### OBJECTIVE
Output all lines exactly.

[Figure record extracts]
[START]

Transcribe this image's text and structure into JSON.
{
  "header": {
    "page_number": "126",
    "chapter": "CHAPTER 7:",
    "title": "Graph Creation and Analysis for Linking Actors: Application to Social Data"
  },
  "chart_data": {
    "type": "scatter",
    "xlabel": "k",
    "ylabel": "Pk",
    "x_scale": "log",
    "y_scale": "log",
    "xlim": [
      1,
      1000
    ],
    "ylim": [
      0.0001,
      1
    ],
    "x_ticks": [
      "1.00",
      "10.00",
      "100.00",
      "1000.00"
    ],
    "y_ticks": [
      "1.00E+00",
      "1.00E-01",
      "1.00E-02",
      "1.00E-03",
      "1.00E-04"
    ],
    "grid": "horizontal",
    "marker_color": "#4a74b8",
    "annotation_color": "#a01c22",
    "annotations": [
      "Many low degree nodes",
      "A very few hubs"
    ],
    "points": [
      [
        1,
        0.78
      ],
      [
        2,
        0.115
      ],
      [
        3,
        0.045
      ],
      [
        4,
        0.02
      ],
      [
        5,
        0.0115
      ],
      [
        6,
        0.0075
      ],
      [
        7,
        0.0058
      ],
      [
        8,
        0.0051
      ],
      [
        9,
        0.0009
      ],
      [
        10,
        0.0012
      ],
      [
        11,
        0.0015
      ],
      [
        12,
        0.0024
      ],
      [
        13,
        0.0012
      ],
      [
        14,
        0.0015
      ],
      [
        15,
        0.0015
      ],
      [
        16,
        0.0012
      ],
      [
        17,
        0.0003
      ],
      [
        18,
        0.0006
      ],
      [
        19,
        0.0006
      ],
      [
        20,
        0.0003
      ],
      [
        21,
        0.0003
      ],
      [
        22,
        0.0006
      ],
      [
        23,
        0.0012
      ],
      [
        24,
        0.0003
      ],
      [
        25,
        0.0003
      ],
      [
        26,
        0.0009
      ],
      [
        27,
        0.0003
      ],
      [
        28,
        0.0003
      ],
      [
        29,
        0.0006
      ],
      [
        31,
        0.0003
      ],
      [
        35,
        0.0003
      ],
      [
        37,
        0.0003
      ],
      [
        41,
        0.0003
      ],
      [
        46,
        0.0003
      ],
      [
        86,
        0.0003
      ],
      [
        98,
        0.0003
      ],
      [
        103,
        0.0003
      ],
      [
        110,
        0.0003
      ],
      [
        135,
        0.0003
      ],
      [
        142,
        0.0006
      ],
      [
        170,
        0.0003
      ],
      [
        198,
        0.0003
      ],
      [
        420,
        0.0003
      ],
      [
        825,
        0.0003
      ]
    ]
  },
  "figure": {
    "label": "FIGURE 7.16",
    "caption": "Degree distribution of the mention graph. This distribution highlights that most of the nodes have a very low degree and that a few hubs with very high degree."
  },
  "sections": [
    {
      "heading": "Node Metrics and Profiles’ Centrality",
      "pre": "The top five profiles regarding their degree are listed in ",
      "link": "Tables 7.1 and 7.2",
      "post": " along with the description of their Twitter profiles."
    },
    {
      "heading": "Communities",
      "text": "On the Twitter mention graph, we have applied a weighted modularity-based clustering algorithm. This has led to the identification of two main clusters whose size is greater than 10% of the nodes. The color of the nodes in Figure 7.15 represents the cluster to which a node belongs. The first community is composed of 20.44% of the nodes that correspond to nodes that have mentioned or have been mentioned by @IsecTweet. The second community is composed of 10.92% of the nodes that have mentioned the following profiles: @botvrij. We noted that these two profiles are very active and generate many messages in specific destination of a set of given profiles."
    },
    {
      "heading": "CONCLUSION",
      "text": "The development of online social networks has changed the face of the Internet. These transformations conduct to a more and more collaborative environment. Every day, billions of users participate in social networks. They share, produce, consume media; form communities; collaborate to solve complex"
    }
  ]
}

[END]

### OUTPUT FOR THIS TASK
Transcribe this image's text and structure into JSON.
{
  "header": {
    "page_number": "126",
    "chapter": "CHAPTER 7:",
    "title": "Graph Creation and Analysis for Linking Actors: Application to Social Data"
  },
  "chart_data": {
    "type": "scatter",
    "xlabel": "k",
    "ylabel": "Pk",
    "x_scale": "log",
    "y_scale": "log",
    "xlim": [
      1,
      1000
    ],
    "ylim": [
      0.0001,
      1
    ],
    "x_ticks": [
      "1.00",
      "10.00",
      "100.00",
      "1000.00"
    ],
    "y_ticks": [
      "1.00E+00",
      "1.00E-01",
      "1.00E-02",
      "1.00E-03",
      "1.00E-04"
    ],
    "grid": "horizontal",
    "marker_color": "#4a74b8",
    "annotation_color": "#a01c22",
    "annotations": [
      "Many low degree nodes",
      "A very few hubs"
    ],
    "points": [
      [
        1,
        0.78
      ],
      [
        2,
        0.115
      ],
      [
        3,
        0.045
      ],
      [
        4,
        0.02
      ],
      [
        5,
        0.0115
      ],
      [
        6,
        0.0075
      ],
      [
        7,
        0.0058
      ],
      [
        8,
        0.0051
      ],
      [
        9,
        0.0009
      ],
      [
        10,
        0.0012
      ],
      [
        11,
        0.0015
      ],
      [
        12,
        0.0024
      ],
      [
        13,
        0.0012
      ],
      [
        14,
        0.0015
      ],
      [
        15,
        0.0015
      ],
      [
        16,
        0.0012
      ],
      [
        17,
        0.0003
      ],
      [
        18,
        0.0006
      ],
      [
        19,
        0.0006
      ],
      [
        20,
        0.0003
      ],
      [
        21,
        0.0003
      ],
      [
        22,
        0.0006
      ],
      [
        23,
        0.0012
      ],
      [
        24,
        0.0003
      ],
      [
        25,
        0.0003
      ],
      [
        26,
        0.0009
      ],
      [
        27,
        0.0003
      ],
      [
        28,
        0.0003
      ],
      [
        29,
        0.0006
      ],
      [
        31,
        0.0003
      ],
      [
        35,
        0.0003
      ],
      [
        37,
        0.0003
      ],
      [
        41,
        0.0003
      ],
      [
        46,
        0.0003
      ],
      [
        86,
        0.0003
      ],
      [
        98,
        0.0003
      ],
      [
        103,
        0.0003
      ],
      [
        110,
        0.0003
      ],
      [
        135,
        0.0003
      ],
      [
        142,
        0.0006
      ],
      [
        170,
        0.0003
      ],
      [
        198,
        0.0003
      ],
      [
        420,
        0.0003
      ],
      [
        825,
        0.0003
      ]
    ]
  },
  "figure": {
    "label": "FIGURE 7.16",
    "caption": "Degree distribution of the mention graph. This distribution highlights that most of the nodes have a very low degree and that a few hubs with very high degree."
  },
  "sections": [
    {
      "heading": "Node Metrics and Profiles’ Centrality",
      "pre": "The top five profiles regarding their degree are listed in ",
      "link": "Tables 7.1 and 7.2",
      "post": " along with the description of their Twitter profiles."
    },
    {
      "heading": "Communities",
      "text": "On the Twitter mention graph, we have applied a weighted modularity-based clustering algorithm. This has led to the identification of two main clusters whose size is greater than 10% of the nodes. The color of the nodes in Figure 7.15 represents the cluster to which a node belongs. The first community is composed of 20.44% of the nodes that correspond to nodes that have mentioned or have been mentioned by @IsecTweet. The second community is composed of 10.92% of the nodes that have mentioned the following profiles: @botvrij. We noted that these two profiles are very active and generate many messages in specific destination of a set of given profiles."
    },
    {
      "heading": "CONCLUSION",
      "text": "The development of online social networks has changed the face of the Internet. These transformations conduct to a more and more collaborative environment. Every day, billions of users participate in social networks. They share, produce, consume media; form communities; collaborate to solve complex"
    }
  ]
}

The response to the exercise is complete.